Stored records:
::::::

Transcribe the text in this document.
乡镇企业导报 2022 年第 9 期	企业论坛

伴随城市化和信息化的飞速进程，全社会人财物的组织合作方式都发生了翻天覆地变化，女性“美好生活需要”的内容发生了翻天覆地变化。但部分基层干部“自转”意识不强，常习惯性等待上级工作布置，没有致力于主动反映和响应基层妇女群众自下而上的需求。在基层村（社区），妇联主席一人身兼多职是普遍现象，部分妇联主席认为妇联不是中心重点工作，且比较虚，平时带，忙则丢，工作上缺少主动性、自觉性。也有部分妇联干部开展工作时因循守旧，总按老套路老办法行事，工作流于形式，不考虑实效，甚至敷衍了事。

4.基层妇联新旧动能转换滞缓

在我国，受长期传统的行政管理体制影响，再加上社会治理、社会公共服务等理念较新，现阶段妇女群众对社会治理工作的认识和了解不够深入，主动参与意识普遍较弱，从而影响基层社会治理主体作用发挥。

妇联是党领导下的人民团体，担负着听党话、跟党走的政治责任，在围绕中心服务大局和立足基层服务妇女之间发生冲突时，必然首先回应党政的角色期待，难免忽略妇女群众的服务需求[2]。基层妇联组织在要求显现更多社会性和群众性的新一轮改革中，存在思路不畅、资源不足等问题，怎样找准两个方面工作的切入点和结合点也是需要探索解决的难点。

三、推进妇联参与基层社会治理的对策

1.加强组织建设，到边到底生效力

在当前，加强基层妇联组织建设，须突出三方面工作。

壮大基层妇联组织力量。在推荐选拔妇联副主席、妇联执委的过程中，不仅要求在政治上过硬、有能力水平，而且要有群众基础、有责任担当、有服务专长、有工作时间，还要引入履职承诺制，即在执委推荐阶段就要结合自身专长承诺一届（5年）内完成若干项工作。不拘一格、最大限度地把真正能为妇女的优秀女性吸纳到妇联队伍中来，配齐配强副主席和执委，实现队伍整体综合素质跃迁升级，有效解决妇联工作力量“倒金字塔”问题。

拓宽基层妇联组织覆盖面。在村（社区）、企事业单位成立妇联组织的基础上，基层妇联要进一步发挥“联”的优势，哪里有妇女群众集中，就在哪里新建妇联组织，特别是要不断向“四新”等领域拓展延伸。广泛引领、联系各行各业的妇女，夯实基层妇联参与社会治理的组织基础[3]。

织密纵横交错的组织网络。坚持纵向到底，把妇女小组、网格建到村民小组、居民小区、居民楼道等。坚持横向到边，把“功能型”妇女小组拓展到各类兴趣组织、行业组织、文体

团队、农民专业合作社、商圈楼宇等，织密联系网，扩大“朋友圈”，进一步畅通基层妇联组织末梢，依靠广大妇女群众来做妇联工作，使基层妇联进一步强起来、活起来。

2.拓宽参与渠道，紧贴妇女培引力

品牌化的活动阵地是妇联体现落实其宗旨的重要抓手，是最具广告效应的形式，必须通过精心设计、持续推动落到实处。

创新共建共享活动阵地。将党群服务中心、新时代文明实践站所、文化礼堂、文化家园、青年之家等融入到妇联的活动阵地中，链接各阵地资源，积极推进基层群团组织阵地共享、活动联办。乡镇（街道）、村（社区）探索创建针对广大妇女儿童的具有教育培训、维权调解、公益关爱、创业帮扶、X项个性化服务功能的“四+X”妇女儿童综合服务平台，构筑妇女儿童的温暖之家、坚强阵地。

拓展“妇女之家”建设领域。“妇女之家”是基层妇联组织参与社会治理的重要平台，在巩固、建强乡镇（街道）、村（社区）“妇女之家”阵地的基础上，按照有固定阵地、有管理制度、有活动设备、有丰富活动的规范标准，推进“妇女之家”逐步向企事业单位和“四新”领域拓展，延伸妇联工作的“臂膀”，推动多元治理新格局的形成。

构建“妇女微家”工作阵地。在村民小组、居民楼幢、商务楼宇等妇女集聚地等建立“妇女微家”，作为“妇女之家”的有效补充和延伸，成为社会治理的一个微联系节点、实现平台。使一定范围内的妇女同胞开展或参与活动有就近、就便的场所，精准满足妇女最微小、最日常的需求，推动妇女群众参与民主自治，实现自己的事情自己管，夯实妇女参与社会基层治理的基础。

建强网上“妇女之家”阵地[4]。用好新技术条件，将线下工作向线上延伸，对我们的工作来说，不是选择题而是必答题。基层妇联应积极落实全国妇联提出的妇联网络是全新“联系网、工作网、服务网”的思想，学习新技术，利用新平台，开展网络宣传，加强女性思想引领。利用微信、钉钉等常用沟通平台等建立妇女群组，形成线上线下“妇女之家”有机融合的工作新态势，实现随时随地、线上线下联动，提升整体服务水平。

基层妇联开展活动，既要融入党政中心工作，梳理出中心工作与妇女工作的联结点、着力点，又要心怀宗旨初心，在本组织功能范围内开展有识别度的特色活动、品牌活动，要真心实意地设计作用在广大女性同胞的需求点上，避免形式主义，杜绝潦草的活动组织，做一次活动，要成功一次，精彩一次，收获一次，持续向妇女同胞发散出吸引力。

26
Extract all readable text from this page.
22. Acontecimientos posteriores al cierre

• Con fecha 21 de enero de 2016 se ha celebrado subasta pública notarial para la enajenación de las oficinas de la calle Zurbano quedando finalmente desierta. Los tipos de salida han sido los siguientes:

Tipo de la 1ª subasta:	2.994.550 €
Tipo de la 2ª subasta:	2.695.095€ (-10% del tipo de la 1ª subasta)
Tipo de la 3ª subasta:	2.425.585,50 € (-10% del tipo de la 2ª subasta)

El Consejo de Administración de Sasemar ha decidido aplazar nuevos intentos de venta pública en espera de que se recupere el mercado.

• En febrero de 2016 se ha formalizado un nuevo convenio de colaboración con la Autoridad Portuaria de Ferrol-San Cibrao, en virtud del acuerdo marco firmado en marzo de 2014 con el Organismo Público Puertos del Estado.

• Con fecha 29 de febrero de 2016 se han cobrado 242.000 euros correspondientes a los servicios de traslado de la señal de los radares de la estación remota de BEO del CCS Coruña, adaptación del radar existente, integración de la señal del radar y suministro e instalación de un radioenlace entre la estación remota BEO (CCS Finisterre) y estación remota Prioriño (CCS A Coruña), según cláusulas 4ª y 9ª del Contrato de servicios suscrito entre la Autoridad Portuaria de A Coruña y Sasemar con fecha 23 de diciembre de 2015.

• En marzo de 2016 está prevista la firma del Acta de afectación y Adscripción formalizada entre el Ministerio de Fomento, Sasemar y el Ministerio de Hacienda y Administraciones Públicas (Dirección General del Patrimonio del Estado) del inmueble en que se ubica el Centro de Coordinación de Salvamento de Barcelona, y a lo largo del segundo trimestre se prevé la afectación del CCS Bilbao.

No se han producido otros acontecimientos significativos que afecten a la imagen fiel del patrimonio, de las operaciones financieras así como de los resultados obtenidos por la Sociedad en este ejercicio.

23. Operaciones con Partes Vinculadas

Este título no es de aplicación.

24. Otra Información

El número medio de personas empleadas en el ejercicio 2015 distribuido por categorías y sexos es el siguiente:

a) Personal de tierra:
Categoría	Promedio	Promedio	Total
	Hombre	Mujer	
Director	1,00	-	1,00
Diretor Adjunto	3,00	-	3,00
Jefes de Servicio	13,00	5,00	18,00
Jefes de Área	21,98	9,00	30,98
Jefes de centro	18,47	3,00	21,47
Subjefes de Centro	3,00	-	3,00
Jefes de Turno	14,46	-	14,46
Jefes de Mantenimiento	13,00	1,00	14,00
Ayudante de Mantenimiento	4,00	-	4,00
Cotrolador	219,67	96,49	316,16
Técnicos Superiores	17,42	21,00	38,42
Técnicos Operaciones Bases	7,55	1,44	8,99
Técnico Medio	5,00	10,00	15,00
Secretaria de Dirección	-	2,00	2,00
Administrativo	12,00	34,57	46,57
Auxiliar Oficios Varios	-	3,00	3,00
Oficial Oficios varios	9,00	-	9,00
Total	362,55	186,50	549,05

::::::

Gather every line from the entries above where the word "this" appears, and copy them.

Transcribe the text in this document.
Extract all readable text from this page.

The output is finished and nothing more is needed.